start
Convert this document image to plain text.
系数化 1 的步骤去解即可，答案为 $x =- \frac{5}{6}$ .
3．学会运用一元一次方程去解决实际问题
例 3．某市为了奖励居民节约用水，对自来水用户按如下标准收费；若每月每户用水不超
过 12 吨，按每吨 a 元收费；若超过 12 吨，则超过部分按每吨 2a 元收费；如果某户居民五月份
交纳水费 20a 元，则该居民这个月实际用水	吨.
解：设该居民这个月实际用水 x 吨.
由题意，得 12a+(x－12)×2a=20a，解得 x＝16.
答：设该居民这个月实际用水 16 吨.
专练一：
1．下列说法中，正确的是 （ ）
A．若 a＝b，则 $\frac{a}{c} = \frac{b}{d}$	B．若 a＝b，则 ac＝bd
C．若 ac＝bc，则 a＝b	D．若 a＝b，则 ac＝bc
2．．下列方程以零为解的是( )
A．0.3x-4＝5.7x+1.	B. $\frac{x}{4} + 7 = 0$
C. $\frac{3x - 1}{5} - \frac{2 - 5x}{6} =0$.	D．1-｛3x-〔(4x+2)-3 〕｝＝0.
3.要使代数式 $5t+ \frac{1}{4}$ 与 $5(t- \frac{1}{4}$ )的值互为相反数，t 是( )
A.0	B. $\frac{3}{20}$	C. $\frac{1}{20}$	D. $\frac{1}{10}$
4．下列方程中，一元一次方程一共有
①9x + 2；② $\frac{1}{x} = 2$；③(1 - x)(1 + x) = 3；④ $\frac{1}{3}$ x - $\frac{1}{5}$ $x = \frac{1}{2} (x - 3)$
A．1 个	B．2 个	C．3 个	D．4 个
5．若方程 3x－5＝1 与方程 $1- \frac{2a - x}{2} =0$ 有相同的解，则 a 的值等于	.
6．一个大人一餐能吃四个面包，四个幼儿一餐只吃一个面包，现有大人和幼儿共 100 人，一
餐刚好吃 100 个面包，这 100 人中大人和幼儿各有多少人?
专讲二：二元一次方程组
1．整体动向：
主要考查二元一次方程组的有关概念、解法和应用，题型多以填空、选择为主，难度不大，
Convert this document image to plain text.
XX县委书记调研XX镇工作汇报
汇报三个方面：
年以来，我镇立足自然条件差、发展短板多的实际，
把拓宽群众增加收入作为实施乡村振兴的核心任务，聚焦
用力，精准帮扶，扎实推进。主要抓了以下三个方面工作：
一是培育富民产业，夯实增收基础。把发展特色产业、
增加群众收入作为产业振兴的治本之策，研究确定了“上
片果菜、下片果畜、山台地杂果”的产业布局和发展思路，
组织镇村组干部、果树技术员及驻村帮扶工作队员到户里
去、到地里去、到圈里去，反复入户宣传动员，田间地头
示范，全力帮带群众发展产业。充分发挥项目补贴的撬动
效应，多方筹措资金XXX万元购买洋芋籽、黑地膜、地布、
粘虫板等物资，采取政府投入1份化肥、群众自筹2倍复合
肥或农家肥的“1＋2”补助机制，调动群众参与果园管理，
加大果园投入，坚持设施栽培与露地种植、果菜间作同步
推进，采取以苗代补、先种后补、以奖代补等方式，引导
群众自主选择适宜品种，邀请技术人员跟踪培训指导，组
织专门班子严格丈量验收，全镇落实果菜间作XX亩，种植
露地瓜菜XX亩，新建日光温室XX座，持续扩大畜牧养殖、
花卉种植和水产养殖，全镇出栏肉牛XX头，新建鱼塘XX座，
end
| STATED TASK |
Using the listing above, please repeat every entry exactly.

| RESPONSE |
Convert this document image to plain text.
系数化 1 的步骤去解即可，答案为 $x =- \frac{5}{6}$ .
3．学会运用一元一次方程去解决实际问题
例 3．某市为了奖励居民节约用水，对自来水用户按如下标准收费；若每月每户用水不超
过 12 吨，按每吨 a 元收费；若超过 12 吨，则超过部分按每吨 2a 元收费；如果某户居民五月份
交纳水费 20a 元，则该居民这个月实际用水	吨.
解：设该居民这个月实际用水 x 吨.
由题意，得 12a+(x－12)×2a=20a，解得 x＝16.
答：设该居民这个月实际用水 16 吨.
专练一：
1．下列说法中，正确的是 （ ）
A．若 a＝b，则 $\frac{a}{c} = \frac{b}{d}$	B．若 a＝b，则 ac＝bd
C．若 ac＝bc，则 a＝b	D．若 a＝b，则 ac＝bc
2．．下列方程以零为解的是( )
A．0.3x-4＝5.7x+1.	B. $\frac{x}{4} + 7 = 0$
C. $\frac{3x - 1}{5} - \frac{2 - 5x}{6} =0$.	D．1-｛3x-〔(4x+2)-3 〕｝＝0.
3.要使代数式 $5t+ \frac{1}{4}$ 与 $5(t- \frac{1}{4}$ )的值互为相反数，t 是( )
A.0	B. $\frac{3}{20}$	C. $\frac{1}{20}$	D. $\frac{1}{10}$
4．下列方程中，一元一次方程一共有
①9x + 2；② $\frac{1}{x} = 2$；③(1 - x)(1 + x) = 3；④ $\frac{1}{3}$ x - $\frac{1}{5}$ $x = \frac{1}{2} (x - 3)$
A．1 个	B．2 个	C．3 个	D．4 个
5．若方程 3x－5＝1 与方程 $1- \frac{2a - x}{2} =0$ 有相同的解，则 a 的值等于	.
6．一个大人一餐能吃四个面包，四个幼儿一餐只吃一个面包，现有大人和幼儿共 100 人，一
餐刚好吃 100 个面包，这 100 人中大人和幼儿各有多少人?
专讲二：二元一次方程组
1．整体动向：
主要考查二元一次方程组的有关概念、解法和应用，题型多以填空、选择为主，难度不大，
Convert this document image to plain text.
XX县委书记调研XX镇工作汇报
汇报三个方面：
年以来，我镇立足自然条件差、发展短板多的实际，
把拓宽群众增加收入作为实施乡村振兴的核心任务，聚焦
用力，精准帮扶，扎实推进。主要抓了以下三个方面工作：
一是培育富民产业，夯实增收基础。把发展特色产业、
增加群众收入作为产业振兴的治本之策，研究确定了“上
片果菜、下片果畜、山台地杂果”的产业布局和发展思路，
组织镇村组干部、果树技术员及驻村帮扶工作队员到户里
去、到地里去、到圈里去，反复入户宣传动员，田间地头
示范，全力帮带群众发展产业。充分发挥项目补贴的撬动
效应，多方筹措资金XXX万元购买洋芋籽、黑地膜、地布、
粘虫板等物资，采取政府投入1份化肥、群众自筹2倍复合
肥或农家肥的“1＋2”补助机制，调动群众参与果园管理，
加大果园投入，坚持设施栽培与露地种植、果菜间作同步
推进，采取以苗代补、先种后补、以奖代补等方式，引导
群众自主选择适宜品种，邀请技术人员跟踪培训指导，组
织专门班子严格丈量验收，全镇落实果菜间作XX亩，种植
露地瓜菜XX亩，新建日光温室XX座，持续扩大畜牧养殖、
花卉种植和水产养殖，全镇出栏肉牛XX头，新建鱼塘XX座，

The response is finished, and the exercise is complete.